Problem:
Repeat the material below exactly, line for line.

Stored data:
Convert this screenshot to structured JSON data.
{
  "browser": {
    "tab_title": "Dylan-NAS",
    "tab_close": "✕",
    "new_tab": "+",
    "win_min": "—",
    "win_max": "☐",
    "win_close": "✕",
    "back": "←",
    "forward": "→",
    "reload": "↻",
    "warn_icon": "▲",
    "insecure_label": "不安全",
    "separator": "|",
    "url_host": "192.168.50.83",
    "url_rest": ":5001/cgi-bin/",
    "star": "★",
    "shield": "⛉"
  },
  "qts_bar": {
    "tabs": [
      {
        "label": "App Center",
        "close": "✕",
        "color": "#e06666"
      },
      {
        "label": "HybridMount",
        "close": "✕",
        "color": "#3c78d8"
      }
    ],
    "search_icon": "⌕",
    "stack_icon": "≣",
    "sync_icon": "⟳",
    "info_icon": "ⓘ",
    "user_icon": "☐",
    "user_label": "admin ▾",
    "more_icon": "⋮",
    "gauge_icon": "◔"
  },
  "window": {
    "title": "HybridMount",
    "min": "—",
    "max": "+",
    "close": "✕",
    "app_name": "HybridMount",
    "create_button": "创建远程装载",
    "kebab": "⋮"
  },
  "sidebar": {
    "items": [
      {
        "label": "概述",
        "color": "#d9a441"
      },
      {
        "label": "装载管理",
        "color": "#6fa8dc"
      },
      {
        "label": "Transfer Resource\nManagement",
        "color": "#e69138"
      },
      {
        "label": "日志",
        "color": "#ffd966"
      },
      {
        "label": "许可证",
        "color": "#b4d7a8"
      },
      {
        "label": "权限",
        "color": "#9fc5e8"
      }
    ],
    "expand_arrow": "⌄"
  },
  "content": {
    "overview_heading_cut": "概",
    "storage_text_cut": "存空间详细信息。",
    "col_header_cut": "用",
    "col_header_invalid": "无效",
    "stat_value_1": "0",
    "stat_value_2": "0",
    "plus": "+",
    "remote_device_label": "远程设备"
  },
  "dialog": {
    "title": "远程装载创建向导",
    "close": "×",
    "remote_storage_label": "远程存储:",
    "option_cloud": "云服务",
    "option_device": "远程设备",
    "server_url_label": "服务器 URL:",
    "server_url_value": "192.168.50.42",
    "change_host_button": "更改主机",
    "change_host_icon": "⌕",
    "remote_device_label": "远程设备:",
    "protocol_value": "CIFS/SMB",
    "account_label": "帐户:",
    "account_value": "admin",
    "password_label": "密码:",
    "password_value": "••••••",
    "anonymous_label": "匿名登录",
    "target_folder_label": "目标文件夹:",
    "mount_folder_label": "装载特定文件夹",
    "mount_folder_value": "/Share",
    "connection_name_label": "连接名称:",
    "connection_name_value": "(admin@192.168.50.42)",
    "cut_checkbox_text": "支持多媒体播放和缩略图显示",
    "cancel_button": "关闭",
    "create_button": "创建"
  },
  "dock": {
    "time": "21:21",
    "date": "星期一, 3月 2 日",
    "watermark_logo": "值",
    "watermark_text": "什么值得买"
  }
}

Solution to the problem:
Convert this screenshot to structured JSON data.
{
  "browser": {
    "tab_title": "Dylan-NAS",
    "tab_close": "✕",
    "new_tab": "+",
    "win_min": "—",
    "win_max": "☐",
    "win_close": "✕",
    "back": "←",
    "forward": "→",
    "reload": "↻",
    "warn_icon": "▲",
    "insecure_label": "不安全",
    "separator": "|",
    "url_host": "192.168.50.83",
    "url_rest": ":5001/cgi-bin/",
    "star": "★",
    "shield": "⛉"
  },
  "qts_bar": {
    "tabs": [
      {
        "label": "App Center",
        "close": "✕",
        "color": "#e06666"
      },
      {
        "label": "HybridMount",
        "close": "✕",
        "color": "#3c78d8"
      }
    ],
    "search_icon": "⌕",
    "stack_icon": "≣",
    "sync_icon": "⟳",
    "info_icon": "ⓘ",
    "user_icon": "☐",
    "user_label": "admin ▾",
    "more_icon": "⋮",
    "gauge_icon": "◔"
  },
  "window": {
    "title": "HybridMount",
    "min": "—",
    "max": "+",
    "close": "✕",
    "app_name": "HybridMount",
    "create_button": "创建远程装载",
    "kebab": "⋮"
  },
  "sidebar": {
    "items": [
      {
        "label": "概述",
        "color": "#d9a441"
      },
      {
        "label": "装载管理",
        "color": "#6fa8dc"
      },
      {
        "label": "Transfer Resource\nManagement",
        "color": "#e69138"
      },
      {
        "label": "日志",
        "color": "#ffd966"
      },
      {
        "label": "许可证",
        "color": "#b4d7a8"
      },
      {
        "label": "权限",
        "color": "#9fc5e8"
      }
    ],
    "expand_arrow": "⌄"
  },
  "content": {
    "overview_heading_cut": "概",
    "storage_text_cut": "存空间详细信息。",
    "col_header_cut": "用",
    "col_header_invalid": "无效",
    "stat_value_1": "0",
    "stat_value_2": "0",
    "plus": "+",
    "remote_device_label": "远程设备"
  },
  "dialog": {
    "title": "远程装载创建向导",
    "close": "×",
    "remote_storage_label": "远程存储:",
    "option_cloud": "云服务",
    "option_device": "远程设备",
    "server_url_label": "服务器 URL:",
    "server_url_value": "192.168.50.42",
    "change_host_button": "更改主机",
    "change_host_icon": "⌕",
    "remote_device_label": "远程设备:",
    "protocol_value": "CIFS/SMB",
    "account_label": "帐户:",
    "account_value": "admin",
    "password_label": "密码:",
    "password_value": "••••••",
    "anonymous_label": "匿名登录",
    "target_folder_label": "目标文件夹:",
    "mount_folder_label": "装载特定文件夹",
    "mount_folder_value": "/Share",
    "connection_name_label": "连接名称:",
    "connection_name_value": "(admin@192.168.50.42)",
    "cut_checkbox_text": "支持多媒体播放和缩略图显示",
    "cancel_button": "关闭",
    "create_button": "创建"
  },
  "dock": {
    "time": "21:21",
    "date": "星期一, 3月 2 日",
    "watermark_logo": "值",
    "watermark_text": "什么值得买"
  }
}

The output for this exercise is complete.